Given exercise:
Locate each line containing the string "Glastuinbouw" and copy it out.

Data in this exercise:
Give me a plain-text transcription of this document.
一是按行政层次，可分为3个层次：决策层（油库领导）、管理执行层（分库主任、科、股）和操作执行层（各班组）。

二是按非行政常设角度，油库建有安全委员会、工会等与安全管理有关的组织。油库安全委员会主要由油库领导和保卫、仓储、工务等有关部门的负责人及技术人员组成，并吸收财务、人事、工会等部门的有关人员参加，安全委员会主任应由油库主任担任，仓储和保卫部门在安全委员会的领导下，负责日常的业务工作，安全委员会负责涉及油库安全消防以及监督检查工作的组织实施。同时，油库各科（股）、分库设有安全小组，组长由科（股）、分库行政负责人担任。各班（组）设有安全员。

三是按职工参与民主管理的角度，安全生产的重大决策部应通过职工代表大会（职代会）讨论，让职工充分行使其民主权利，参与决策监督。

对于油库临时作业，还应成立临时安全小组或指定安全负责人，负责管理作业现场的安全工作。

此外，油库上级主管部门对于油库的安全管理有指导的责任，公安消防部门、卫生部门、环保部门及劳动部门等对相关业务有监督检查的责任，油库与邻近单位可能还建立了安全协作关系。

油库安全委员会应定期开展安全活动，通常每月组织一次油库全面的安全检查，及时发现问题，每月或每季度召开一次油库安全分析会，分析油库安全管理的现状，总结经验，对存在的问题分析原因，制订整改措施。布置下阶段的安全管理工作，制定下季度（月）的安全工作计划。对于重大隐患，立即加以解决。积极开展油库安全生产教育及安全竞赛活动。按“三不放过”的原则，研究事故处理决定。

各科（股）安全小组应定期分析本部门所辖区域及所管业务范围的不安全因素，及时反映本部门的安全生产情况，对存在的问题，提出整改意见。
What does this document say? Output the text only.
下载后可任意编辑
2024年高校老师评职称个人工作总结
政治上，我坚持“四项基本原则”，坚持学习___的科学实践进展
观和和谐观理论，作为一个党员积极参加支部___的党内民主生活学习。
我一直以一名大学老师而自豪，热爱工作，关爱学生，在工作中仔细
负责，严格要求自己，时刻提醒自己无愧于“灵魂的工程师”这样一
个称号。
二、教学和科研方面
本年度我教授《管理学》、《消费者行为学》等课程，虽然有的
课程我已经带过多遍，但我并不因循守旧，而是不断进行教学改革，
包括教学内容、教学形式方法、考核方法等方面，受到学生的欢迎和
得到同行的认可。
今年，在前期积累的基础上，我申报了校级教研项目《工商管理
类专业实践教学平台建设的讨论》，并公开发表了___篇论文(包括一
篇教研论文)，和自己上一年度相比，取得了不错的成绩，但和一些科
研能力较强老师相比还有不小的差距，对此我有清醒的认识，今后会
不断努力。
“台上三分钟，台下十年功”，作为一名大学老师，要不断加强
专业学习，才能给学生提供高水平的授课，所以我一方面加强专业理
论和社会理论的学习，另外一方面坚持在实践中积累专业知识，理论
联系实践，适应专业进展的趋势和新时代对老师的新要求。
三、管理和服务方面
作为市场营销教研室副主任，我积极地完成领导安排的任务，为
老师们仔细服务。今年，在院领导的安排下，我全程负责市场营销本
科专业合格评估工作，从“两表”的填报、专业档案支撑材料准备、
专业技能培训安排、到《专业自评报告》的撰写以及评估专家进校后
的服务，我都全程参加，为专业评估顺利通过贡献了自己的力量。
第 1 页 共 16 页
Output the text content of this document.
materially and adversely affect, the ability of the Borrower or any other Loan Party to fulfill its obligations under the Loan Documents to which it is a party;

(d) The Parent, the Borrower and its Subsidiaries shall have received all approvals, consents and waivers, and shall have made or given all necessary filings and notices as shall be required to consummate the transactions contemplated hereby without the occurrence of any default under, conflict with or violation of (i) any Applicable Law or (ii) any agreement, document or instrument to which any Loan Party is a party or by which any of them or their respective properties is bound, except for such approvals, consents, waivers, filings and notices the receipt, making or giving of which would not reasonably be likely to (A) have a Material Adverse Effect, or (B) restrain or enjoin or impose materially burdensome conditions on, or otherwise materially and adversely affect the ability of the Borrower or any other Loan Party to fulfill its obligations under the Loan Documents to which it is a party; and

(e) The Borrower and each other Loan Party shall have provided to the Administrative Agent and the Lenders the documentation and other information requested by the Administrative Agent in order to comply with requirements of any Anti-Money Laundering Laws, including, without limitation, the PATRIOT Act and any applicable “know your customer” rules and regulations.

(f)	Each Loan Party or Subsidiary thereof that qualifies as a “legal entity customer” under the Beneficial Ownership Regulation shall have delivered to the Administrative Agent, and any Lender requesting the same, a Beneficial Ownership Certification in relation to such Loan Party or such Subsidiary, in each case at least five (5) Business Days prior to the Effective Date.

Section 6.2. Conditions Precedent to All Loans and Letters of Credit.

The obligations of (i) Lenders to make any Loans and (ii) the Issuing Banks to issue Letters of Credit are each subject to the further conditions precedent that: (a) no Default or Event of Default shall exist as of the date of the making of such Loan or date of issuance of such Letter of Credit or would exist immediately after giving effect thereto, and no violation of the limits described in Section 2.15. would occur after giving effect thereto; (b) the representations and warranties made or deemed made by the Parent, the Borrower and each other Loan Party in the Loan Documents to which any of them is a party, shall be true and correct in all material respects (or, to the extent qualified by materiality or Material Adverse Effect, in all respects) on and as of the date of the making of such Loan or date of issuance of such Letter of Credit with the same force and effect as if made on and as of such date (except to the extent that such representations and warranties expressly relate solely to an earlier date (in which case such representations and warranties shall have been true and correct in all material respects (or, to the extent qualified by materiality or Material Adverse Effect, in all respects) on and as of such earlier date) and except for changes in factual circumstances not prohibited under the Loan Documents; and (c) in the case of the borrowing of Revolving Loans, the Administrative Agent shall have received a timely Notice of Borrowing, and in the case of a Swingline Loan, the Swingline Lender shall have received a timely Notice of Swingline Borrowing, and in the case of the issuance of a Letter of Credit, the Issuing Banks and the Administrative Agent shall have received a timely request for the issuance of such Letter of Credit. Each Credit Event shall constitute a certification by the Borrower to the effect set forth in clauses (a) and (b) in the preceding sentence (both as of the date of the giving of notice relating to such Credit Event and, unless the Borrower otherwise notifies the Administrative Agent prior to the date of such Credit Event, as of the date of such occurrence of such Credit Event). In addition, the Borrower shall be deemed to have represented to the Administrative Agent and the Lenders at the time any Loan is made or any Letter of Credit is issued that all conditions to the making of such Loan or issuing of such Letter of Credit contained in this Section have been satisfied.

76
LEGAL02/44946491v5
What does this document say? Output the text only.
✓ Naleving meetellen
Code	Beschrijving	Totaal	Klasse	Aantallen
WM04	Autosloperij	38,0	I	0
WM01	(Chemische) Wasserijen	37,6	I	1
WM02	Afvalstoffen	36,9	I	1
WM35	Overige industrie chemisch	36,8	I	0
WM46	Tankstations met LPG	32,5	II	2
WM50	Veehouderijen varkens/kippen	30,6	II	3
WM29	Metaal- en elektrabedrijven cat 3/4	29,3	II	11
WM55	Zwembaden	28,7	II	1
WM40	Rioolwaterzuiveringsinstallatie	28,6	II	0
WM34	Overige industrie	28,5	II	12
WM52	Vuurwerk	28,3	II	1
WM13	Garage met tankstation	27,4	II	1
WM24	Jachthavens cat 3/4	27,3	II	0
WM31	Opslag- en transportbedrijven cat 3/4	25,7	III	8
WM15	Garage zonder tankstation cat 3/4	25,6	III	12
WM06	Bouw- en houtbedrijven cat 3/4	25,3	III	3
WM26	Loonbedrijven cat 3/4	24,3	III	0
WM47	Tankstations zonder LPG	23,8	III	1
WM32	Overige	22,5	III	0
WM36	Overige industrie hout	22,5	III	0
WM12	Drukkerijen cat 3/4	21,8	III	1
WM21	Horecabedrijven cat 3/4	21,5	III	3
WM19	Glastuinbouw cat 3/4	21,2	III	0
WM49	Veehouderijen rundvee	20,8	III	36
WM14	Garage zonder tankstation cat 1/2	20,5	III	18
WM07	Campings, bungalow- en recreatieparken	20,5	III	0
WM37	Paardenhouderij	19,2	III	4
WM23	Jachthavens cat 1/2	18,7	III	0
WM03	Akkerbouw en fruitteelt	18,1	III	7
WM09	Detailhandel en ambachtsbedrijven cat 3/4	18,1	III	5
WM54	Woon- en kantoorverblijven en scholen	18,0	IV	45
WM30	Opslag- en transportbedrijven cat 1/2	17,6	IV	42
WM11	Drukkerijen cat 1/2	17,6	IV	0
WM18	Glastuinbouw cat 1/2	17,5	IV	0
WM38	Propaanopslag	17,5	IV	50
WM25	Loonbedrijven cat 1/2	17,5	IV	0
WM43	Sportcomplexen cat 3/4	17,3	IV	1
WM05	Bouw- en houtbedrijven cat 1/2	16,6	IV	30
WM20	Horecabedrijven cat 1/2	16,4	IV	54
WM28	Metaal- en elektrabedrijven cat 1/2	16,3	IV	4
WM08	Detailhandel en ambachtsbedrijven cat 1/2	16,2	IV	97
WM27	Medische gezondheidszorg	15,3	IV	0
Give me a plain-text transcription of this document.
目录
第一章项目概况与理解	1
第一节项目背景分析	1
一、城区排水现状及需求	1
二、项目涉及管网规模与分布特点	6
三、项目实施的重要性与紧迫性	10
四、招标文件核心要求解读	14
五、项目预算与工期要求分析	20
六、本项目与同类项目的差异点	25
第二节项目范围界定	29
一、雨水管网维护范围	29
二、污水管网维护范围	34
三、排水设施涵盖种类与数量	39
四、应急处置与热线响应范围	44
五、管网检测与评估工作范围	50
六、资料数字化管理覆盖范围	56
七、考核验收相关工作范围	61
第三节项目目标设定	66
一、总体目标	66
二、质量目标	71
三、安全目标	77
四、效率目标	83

Solution to this exercise:
WM19	Glastuinbouw cat 3/4	21,2	III	0
WM18	Glastuinbouw cat 1/2	17,5	IV	0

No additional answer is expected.